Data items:
----
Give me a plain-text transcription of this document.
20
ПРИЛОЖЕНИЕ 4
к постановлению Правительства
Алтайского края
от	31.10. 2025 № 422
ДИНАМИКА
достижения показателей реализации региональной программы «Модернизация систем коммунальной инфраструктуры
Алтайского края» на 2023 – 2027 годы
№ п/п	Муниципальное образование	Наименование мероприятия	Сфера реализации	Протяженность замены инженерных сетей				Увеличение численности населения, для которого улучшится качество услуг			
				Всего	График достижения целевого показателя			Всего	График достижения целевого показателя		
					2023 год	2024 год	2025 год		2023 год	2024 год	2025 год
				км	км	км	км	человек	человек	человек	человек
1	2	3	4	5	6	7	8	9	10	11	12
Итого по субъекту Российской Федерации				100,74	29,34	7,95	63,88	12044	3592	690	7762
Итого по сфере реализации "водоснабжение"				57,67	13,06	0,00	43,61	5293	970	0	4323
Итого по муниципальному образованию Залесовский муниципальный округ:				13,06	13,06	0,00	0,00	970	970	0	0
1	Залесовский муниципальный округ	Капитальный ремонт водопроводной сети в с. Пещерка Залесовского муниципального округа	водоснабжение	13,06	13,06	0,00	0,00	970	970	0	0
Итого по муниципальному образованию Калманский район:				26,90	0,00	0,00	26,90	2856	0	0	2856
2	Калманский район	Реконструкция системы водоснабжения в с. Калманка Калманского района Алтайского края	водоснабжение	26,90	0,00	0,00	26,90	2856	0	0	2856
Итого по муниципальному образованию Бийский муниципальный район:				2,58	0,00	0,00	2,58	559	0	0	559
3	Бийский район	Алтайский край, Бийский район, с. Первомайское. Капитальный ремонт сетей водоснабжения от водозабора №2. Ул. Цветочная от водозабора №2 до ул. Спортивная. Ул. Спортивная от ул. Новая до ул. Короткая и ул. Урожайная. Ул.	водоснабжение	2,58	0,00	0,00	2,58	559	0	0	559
----
TASK DETAILS: Write the material out exactly, with nothing left out.

CORRECT RESULT:
Give me a plain-text transcription of this document.
20
ПРИЛОЖЕНИЕ 4
к постановлению Правительства
Алтайского края
от	31.10. 2025 № 422
ДИНАМИКА
достижения показателей реализации региональной программы «Модернизация систем коммунальной инфраструктуры
Алтайского края» на 2023 – 2027 годы
№ п/п	Муниципальное образование	Наименование мероприятия	Сфера реализации	Протяженность замены инженерных сетей				Увеличение численности населения, для которого улучшится качество услуг			
				Всего	График достижения целевого показателя			Всего	График достижения целевого показателя		
					2023 год	2024 год	2025 год		2023 год	2024 год	2025 год
				км	км	км	км	человек	человек	человек	человек
1	2	3	4	5	6	7	8	9	10	11	12
Итого по субъекту Российской Федерации				100,74	29,34	7,95	63,88	12044	3592	690	7762
Итого по сфере реализации "водоснабжение"				57,67	13,06	0,00	43,61	5293	970	0	4323
Итого по муниципальному образованию Залесовский муниципальный округ:				13,06	13,06	0,00	0,00	970	970	0	0
1	Залесовский муниципальный округ	Капитальный ремонт водопроводной сети в с. Пещерка Залесовского муниципального округа	водоснабжение	13,06	13,06	0,00	0,00	970	970	0	0
Итого по муниципальному образованию Калманский район:				26,90	0,00	0,00	26,90	2856	0	0	2856
2	Калманский район	Реконструкция системы водоснабжения в с. Калманка Калманского района Алтайского края	водоснабжение	26,90	0,00	0,00	26,90	2856	0	0	2856
Итого по муниципальному образованию Бийский муниципальный район:				2,58	0,00	0,00	2,58	559	0	0	559
3	Бийский район	Алтайский край, Бийский район, с. Первомайское. Капитальный ремонт сетей водоснабжения от водозабора №2. Ул. Цветочная от водозабора №2 до ул. Спортивная. Ул. Спортивная от ул. Новая до ул. Короткая и ул. Урожайная. Ул.	водоснабжение	2,58	0,00	0,00	2,58	559	0	0	559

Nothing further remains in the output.